- **Figure data in JSON**
════════

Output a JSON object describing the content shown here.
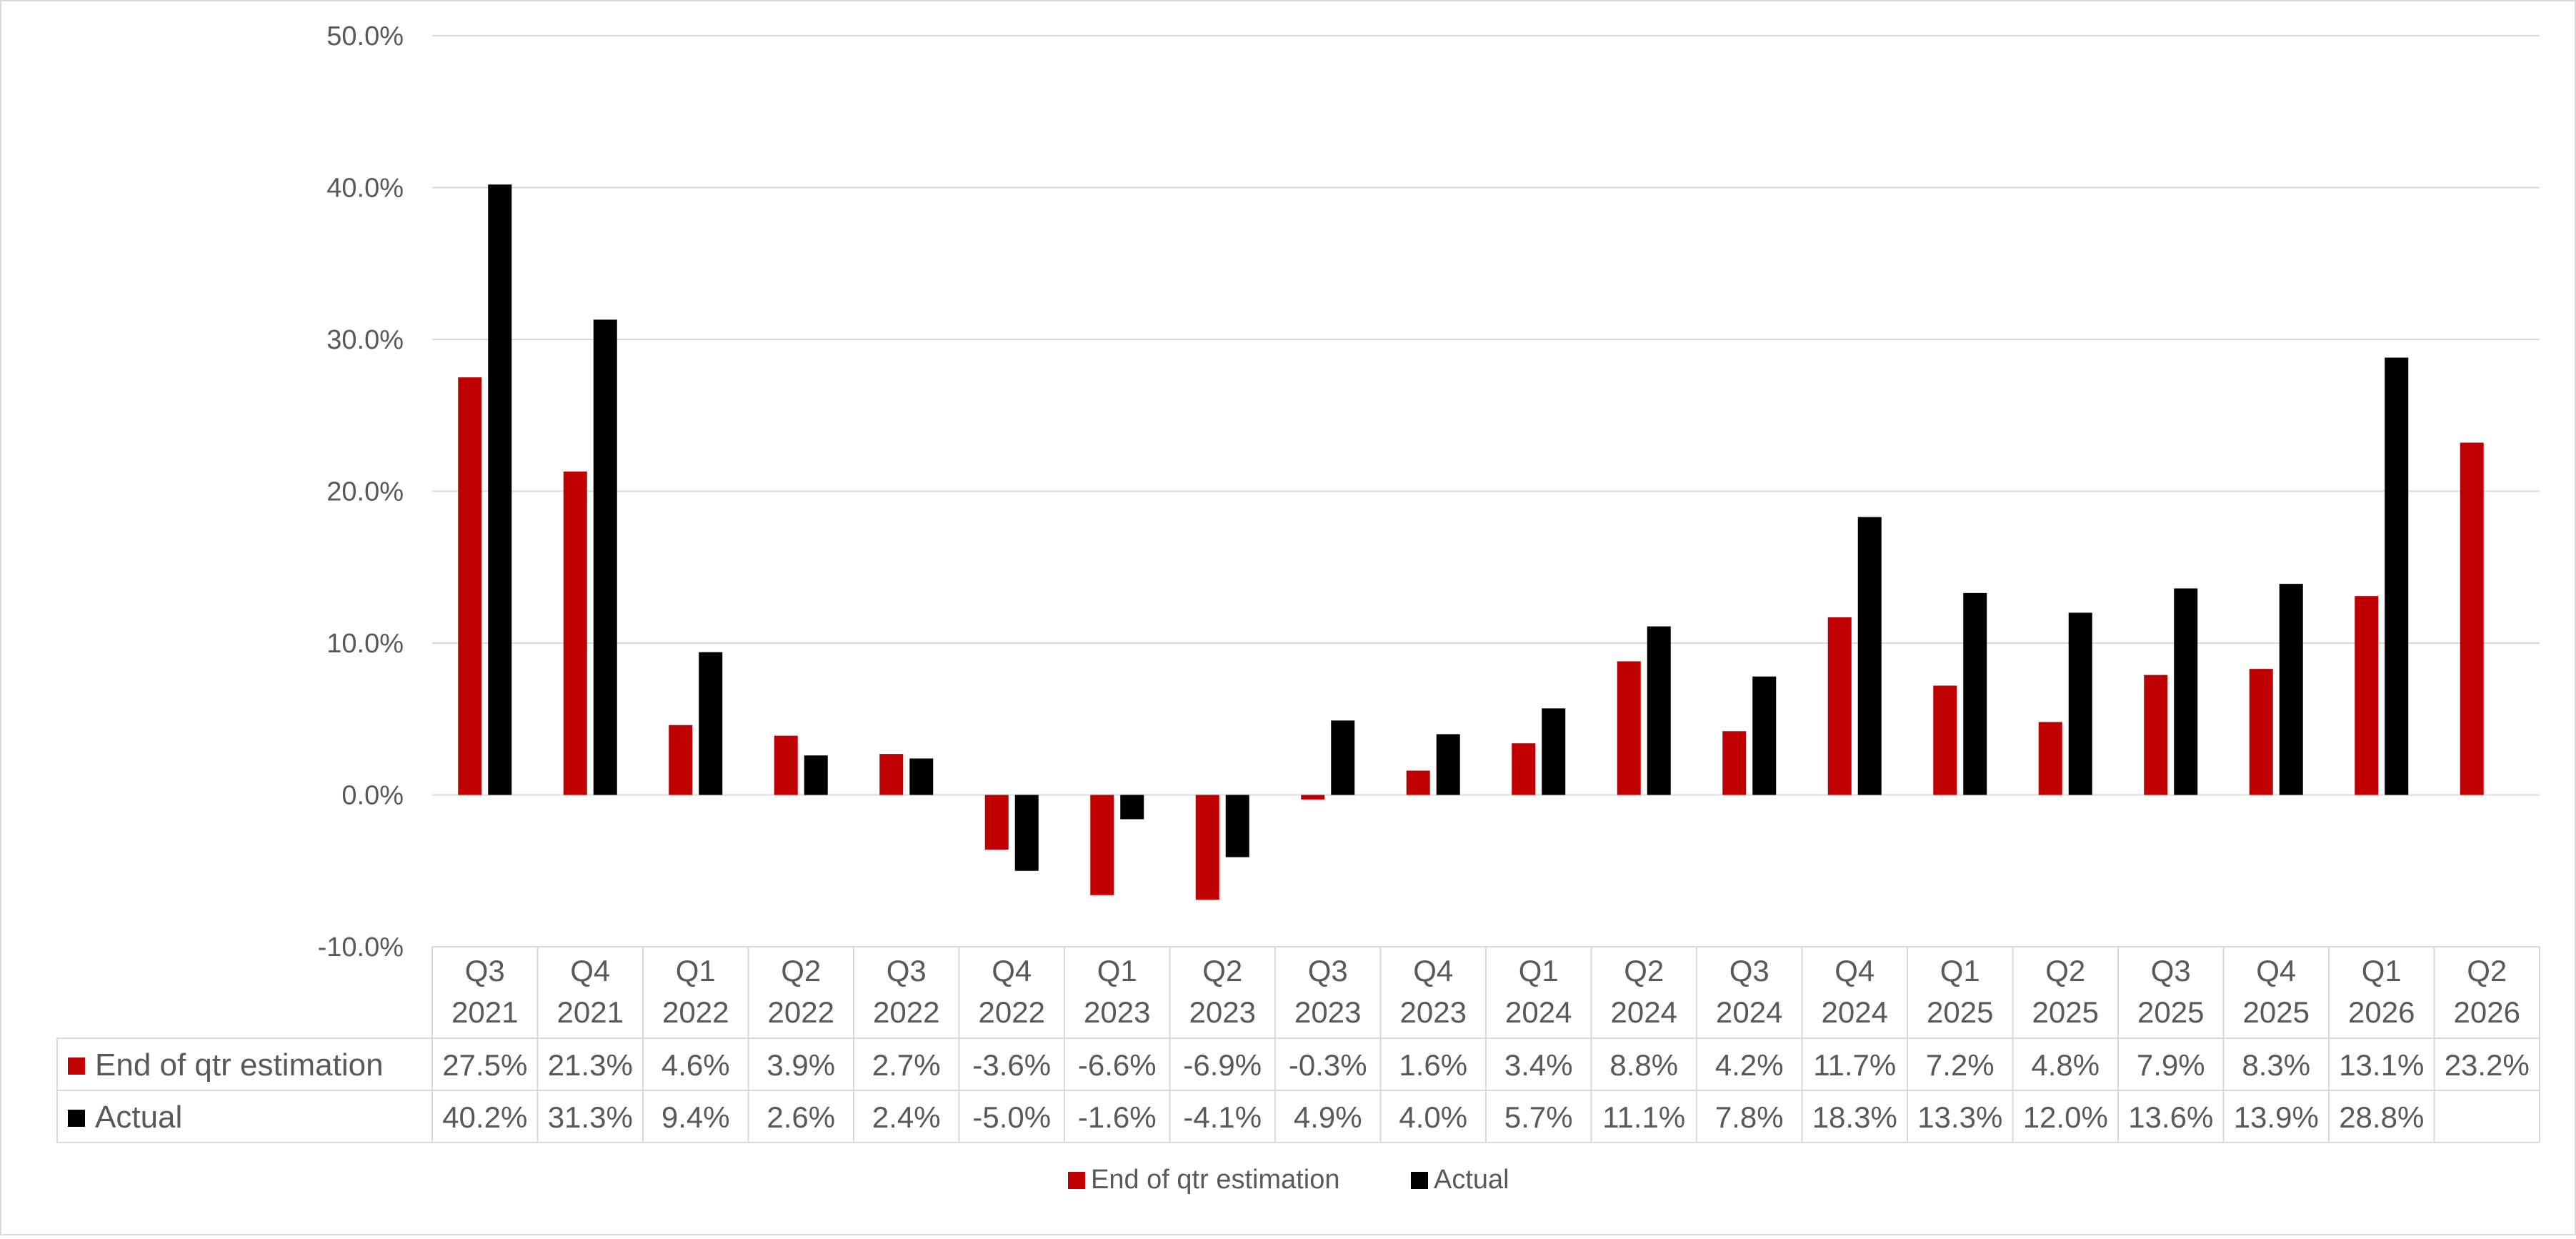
{
  "chart_data": {
    "type": "bar",
    "title": "",
    "xlabel": "",
    "ylabel": "",
    "ylim": [
      -10,
      50
    ],
    "yticks": [
      "50.0%",
      "40.0%",
      "30.0%",
      "20.0%",
      "10.0%",
      "0.0%",
      "-10.0%"
    ],
    "ytick_values": [
      50,
      40,
      30,
      20,
      10,
      0,
      -10
    ],
    "grid": true,
    "legend_position": "bottom",
    "categories": [
      [
        "Q3",
        "2021"
      ],
      [
        "Q4",
        "2021"
      ],
      [
        "Q1",
        "2022"
      ],
      [
        "Q2",
        "2022"
      ],
      [
        "Q3",
        "2022"
      ],
      [
        "Q4",
        "2022"
      ],
      [
        "Q1",
        "2023"
      ],
      [
        "Q2",
        "2023"
      ],
      [
        "Q3",
        "2023"
      ],
      [
        "Q4",
        "2023"
      ],
      [
        "Q1",
        "2024"
      ],
      [
        "Q2",
        "2024"
      ],
      [
        "Q3",
        "2024"
      ],
      [
        "Q4",
        "2024"
      ],
      [
        "Q1",
        "2025"
      ],
      [
        "Q2",
        "2025"
      ],
      [
        "Q3",
        "2025"
      ],
      [
        "Q4",
        "2025"
      ],
      [
        "Q1",
        "2026"
      ],
      [
        "Q2",
        "2026"
      ]
    ],
    "series": [
      {
        "name": "End of qtr estimation",
        "color": "#c00000",
        "values": [
          27.5,
          21.3,
          4.6,
          3.9,
          2.7,
          -3.6,
          -6.6,
          -6.9,
          -0.3,
          1.6,
          3.4,
          8.8,
          4.2,
          11.7,
          7.2,
          4.8,
          7.9,
          8.3,
          13.1,
          23.2
        ],
        "labels": [
          "27.5%",
          "21.3%",
          "4.6%",
          "3.9%",
          "2.7%",
          "-3.6%",
          "-6.6%",
          "-6.9%",
          "-0.3%",
          "1.6%",
          "3.4%",
          "8.8%",
          "4.2%",
          "11.7%",
          "7.2%",
          "4.8%",
          "7.9%",
          "8.3%",
          "13.1%",
          "23.2%"
        ]
      },
      {
        "name": "Actual",
        "color": "#000000",
        "values": [
          40.2,
          31.3,
          9.4,
          2.6,
          2.4,
          -5.0,
          -1.6,
          -4.1,
          4.9,
          4.0,
          5.7,
          11.1,
          7.8,
          18.3,
          13.3,
          12.0,
          13.6,
          13.9,
          28.8,
          null
        ],
        "labels": [
          "40.2%",
          "31.3%",
          "9.4%",
          "2.6%",
          "2.4%",
          "-5.0%",
          "-1.6%",
          "-4.1%",
          "4.9%",
          "4.0%",
          "5.7%",
          "11.1%",
          "7.8%",
          "18.3%",
          "13.3%",
          "12.0%",
          "13.6%",
          "13.9%",
          "28.8%",
          ""
        ]
      }
    ]
  }
}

════════

- **GIVEN INSTRUCTION**
Find the lines above holding the word "name" and show them.

- **ANSWER TO THIS PROBLEM**
        "name": "End of qtr estimation",
        "name": "Actual",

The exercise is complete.